-- start DATA RECORDS --

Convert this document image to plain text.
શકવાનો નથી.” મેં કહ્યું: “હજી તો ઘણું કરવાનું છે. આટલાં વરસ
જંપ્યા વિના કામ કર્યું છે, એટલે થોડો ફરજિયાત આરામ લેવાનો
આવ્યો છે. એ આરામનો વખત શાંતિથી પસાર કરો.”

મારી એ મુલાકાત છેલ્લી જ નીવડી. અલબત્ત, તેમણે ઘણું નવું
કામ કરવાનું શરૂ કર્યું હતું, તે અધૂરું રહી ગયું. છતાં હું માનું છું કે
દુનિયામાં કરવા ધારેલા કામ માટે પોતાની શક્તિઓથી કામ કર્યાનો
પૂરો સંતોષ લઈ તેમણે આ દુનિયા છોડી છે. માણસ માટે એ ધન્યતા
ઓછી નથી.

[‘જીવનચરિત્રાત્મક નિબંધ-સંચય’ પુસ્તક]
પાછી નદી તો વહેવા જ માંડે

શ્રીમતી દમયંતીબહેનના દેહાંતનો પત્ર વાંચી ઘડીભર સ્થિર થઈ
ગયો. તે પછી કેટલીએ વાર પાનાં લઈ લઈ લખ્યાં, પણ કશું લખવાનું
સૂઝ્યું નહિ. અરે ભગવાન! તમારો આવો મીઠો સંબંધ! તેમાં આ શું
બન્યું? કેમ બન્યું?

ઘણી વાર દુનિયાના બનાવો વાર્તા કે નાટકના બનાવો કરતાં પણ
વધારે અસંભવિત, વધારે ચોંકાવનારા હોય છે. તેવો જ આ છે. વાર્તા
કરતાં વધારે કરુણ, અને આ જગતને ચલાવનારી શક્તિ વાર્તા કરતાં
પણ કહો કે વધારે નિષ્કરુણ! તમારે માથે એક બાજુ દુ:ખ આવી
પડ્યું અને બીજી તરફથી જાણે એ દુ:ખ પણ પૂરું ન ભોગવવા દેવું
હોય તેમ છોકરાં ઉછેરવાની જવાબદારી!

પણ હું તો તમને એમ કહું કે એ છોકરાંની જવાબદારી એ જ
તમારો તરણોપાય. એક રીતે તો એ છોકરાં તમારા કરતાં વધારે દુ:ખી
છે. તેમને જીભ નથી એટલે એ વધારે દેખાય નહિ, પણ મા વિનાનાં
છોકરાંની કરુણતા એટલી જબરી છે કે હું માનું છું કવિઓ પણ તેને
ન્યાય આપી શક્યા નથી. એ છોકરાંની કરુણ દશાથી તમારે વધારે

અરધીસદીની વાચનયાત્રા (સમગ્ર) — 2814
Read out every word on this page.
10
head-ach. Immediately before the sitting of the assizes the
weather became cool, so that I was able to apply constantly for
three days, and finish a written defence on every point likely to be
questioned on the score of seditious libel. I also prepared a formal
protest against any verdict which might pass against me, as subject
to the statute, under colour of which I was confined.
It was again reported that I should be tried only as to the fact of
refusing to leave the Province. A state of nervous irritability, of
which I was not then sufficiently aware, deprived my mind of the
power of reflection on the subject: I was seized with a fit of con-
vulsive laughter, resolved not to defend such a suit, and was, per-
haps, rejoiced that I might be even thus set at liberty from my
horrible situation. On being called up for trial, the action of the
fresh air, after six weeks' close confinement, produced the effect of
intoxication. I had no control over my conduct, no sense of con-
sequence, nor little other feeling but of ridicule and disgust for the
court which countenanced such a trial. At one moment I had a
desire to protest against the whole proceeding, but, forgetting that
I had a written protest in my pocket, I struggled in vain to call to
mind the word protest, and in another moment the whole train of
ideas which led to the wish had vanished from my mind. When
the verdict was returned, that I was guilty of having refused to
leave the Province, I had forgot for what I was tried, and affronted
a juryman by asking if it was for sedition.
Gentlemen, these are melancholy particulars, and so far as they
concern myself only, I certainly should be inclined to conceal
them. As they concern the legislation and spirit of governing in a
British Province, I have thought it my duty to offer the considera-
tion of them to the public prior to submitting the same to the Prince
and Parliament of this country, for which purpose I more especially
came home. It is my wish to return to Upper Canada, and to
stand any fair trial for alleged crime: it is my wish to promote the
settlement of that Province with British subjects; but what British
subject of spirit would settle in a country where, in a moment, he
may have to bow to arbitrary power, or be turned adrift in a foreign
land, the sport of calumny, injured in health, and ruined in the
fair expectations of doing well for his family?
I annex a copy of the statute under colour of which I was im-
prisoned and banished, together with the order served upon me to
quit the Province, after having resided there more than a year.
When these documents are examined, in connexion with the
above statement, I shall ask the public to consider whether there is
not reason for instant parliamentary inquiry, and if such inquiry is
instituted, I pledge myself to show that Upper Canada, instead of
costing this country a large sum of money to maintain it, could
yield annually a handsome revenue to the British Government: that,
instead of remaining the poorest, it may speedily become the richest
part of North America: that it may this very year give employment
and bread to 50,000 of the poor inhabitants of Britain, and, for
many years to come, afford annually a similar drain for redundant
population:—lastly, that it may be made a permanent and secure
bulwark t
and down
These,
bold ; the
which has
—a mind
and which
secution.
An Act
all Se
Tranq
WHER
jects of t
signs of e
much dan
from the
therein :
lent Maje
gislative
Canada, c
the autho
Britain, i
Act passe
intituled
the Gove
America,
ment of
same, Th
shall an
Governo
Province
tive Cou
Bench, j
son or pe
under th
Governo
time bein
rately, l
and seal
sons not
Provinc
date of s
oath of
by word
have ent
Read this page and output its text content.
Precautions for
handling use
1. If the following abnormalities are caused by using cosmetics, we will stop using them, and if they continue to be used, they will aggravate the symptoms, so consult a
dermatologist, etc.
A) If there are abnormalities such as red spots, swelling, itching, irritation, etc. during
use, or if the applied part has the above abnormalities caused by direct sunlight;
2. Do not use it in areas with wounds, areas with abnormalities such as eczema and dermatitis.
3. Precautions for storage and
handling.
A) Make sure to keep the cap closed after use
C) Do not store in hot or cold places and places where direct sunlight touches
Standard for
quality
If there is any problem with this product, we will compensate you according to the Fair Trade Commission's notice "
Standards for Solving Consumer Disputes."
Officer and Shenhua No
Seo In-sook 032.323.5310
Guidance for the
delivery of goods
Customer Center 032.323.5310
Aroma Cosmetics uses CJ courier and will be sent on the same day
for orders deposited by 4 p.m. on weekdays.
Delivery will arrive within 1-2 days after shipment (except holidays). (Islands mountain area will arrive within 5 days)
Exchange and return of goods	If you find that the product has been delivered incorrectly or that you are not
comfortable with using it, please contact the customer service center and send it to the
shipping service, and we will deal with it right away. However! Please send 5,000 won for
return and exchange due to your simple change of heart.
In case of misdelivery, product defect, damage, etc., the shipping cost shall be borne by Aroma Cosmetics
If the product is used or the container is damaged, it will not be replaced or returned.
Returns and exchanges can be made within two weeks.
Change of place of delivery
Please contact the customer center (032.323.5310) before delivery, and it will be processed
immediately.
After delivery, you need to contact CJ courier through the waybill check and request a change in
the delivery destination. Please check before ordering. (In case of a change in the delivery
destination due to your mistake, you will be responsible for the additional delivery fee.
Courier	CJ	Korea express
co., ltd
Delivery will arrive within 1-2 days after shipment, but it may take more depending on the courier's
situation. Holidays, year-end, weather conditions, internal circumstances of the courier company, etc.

-- end DATA RECORDS --

## [PROBLEM REQUIREMENTS]
Copy down the material exactly as written.

## [SOLUTION TO THIS PROBLEM]
Convert this document image to plain text.
શકવાનો નથી.” મેં કહ્યું: “હજી તો ઘણું કરવાનું છે. આટલાં વરસ
જંપ્યા વિના કામ કર્યું છે, એટલે થોડો ફરજિયાત આરામ લેવાનો
આવ્યો છે. એ આરામનો વખત શાંતિથી પસાર કરો.”

મારી એ મુલાકાત છેલ્લી જ નીવડી. અલબત્ત, તેમણે ઘણું નવું
કામ કરવાનું શરૂ કર્યું હતું, તે અધૂરું રહી ગયું. છતાં હું માનું છું કે
દુનિયામાં કરવા ધારેલા કામ માટે પોતાની શક્તિઓથી કામ કર્યાનો
પૂરો સંતોષ લઈ તેમણે આ દુનિયા છોડી છે. માણસ માટે એ ધન્યતા
ઓછી નથી.

[‘જીવનચરિત્રાત્મક નિબંધ-સંચય’ પુસ્તક]
પાછી નદી તો વહેવા જ માંડે

શ્રીમતી દમયંતીબહેનના દેહાંતનો પત્ર વાંચી ઘડીભર સ્થિર થઈ
ગયો. તે પછી કેટલીએ વાર પાનાં લઈ લઈ લખ્યાં, પણ કશું લખવાનું
સૂઝ્યું નહિ. અરે ભગવાન! તમારો આવો મીઠો સંબંધ! તેમાં આ શું
બન્યું? કેમ બન્યું?

ઘણી વાર દુનિયાના બનાવો વાર્તા કે નાટકના બનાવો કરતાં પણ
વધારે અસંભવિત, વધારે ચોંકાવનારા હોય છે. તેવો જ આ છે. વાર્તા
કરતાં વધારે કરુણ, અને આ જગતને ચલાવનારી શક્તિ વાર્તા કરતાં
પણ કહો કે વધારે નિષ્કરુણ! તમારે માથે એક બાજુ દુ:ખ આવી
પડ્યું અને બીજી તરફથી જાણે એ દુ:ખ પણ પૂરું ન ભોગવવા દેવું
હોય તેમ છોકરાં ઉછેરવાની જવાબદારી!

પણ હું તો તમને એમ કહું કે એ છોકરાંની જવાબદારી એ જ
તમારો તરણોપાય. એક રીતે તો એ છોકરાં તમારા કરતાં વધારે દુ:ખી
છે. તેમને જીભ નથી એટલે એ વધારે દેખાય નહિ, પણ મા વિનાનાં
છોકરાંની કરુણતા એટલી જબરી છે કે હું માનું છું કવિઓ પણ તેને
ન્યાય આપી શક્યા નથી. એ છોકરાંની કરુણ દશાથી તમારે વધારે

અરધીસદીની વાચનયાત્રા (સમગ્ર) — 2814
Read out every word on this page.
10
head-ach. Immediately before the sitting of the assizes the
weather became cool, so that I was able to apply constantly for
three days, and finish a written defence on every point likely to be
questioned on the score of seditious libel. I also prepared a formal
protest against any verdict which might pass against me, as subject
to the statute, under colour of which I was confined.
It was again reported that I should be tried only as to the fact of
refusing to leave the Province. A state of nervous irritability, of
which I was not then sufficiently aware, deprived my mind of the
power of reflection on the subject: I was seized with a fit of con-
vulsive laughter, resolved not to defend such a suit, and was, per-
haps, rejoiced that I might be even thus set at liberty from my
horrible situation. On being called up for trial, the action of the
fresh air, after six weeks' close confinement, produced the effect of
intoxication. I had no control over my conduct, no sense of con-
sequence, nor little other feeling but of ridicule and disgust for the
court which countenanced such a trial. At one moment I had a
desire to protest against the whole proceeding, but, forgetting that
I had a written protest in my pocket, I struggled in vain to call to
mind the word protest, and in another moment the whole train of
ideas which led to the wish had vanished from my mind. When
the verdict was returned, that I was guilty of having refused to
leave the Province, I had forgot for what I was tried, and affronted
a juryman by asking if it was for sedition.
Gentlemen, these are melancholy particulars, and so far as they
concern myself only, I certainly should be inclined to conceal
them. As they concern the legislation and spirit of governing in a
British Province, I have thought it my duty to offer the considera-
tion of them to the public prior to submitting the same to the Prince
and Parliament of this country, for which purpose I more especially
came home. It is my wish to return to Upper Canada, and to
stand any fair trial for alleged crime: it is my wish to promote the
settlement of that Province with British subjects; but what British
subject of spirit would settle in a country where, in a moment, he
may have to bow to arbitrary power, or be turned adrift in a foreign
land, the sport of calumny, injured in health, and ruined in the
fair expectations of doing well for his family?
I annex a copy of the statute under colour of which I was im-
prisoned and banished, together with the order served upon me to
quit the Province, after having resided there more than a year.
When these documents are examined, in connexion with the
above statement, I shall ask the public to consider whether there is
not reason for instant parliamentary inquiry, and if such inquiry is
instituted, I pledge myself to show that Upper Canada, instead of
costing this country a large sum of money to maintain it, could
yield annually a handsome revenue to the British Government: that,
instead of remaining the poorest, it may speedily become the richest
part of North America: that it may this very year give employment
and bread to 50,000 of the poor inhabitants of Britain, and, for
many years to come, afford annually a similar drain for redundant
population:—lastly, that it may be made a permanent and secure
bulwark t
and down
These,
bold ; the
which has
—a mind
and which
secution.
An Act
all Se
Tranq
WHER
jects of t
signs of e
much dan
from the
therein :
lent Maje
gislative
Canada, c
the autho
Britain, i
Act passe
intituled
the Gove
America,
ment of
same, Th
shall an
Governo
Province
tive Cou
Bench, j
son or pe
under th
Governo
time bein
rately, l
and seal
sons not
Provinc
date of s
oath of
by word
have ent
Read this page and output its text content.
Precautions for
handling use
1. If the following abnormalities are caused by using cosmetics, we will stop using them, and if they continue to be used, they will aggravate the symptoms, so consult a
dermatologist, etc.
A) If there are abnormalities such as red spots, swelling, itching, irritation, etc. during
use, or if the applied part has the above abnormalities caused by direct sunlight;
2. Do not use it in areas with wounds, areas with abnormalities such as eczema and dermatitis.
3. Precautions for storage and
handling.
A) Make sure to keep the cap closed after use
C) Do not store in hot or cold places and places where direct sunlight touches
Standard for
quality
If there is any problem with this product, we will compensate you according to the Fair Trade Commission's notice "
Standards for Solving Consumer Disputes."
Officer and Shenhua No
Seo In-sook 032.323.5310
Guidance for the
delivery of goods
Customer Center 032.323.5310
Aroma Cosmetics uses CJ courier and will be sent on the same day
for orders deposited by 4 p.m. on weekdays.
Delivery will arrive within 1-2 days after shipment (except holidays). (Islands mountain area will arrive within 5 days)
Exchange and return of goods	If you find that the product has been delivered incorrectly or that you are not
comfortable with using it, please contact the customer service center and send it to the
shipping service, and we will deal with it right away. However! Please send 5,000 won for
return and exchange due to your simple change of heart.
In case of misdelivery, product defect, damage, etc., the shipping cost shall be borne by Aroma Cosmetics
If the product is used or the container is damaged, it will not be replaced or returned.
Returns and exchanges can be made within two weeks.
Change of place of delivery
Please contact the customer center (032.323.5310) before delivery, and it will be processed
immediately.
After delivery, you need to contact CJ courier through the waybill check and request a change in
the delivery destination. Please check before ordering. (In case of a change in the delivery
destination due to your mistake, you will be responsible for the additional delivery fee.
Courier	CJ	Korea express
co., ltd
Delivery will arrive within 1-2 days after shipment, but it may take more depending on the courier's
situation. Holidays, year-end, weather conditions, internal circumstances of the courier company, etc.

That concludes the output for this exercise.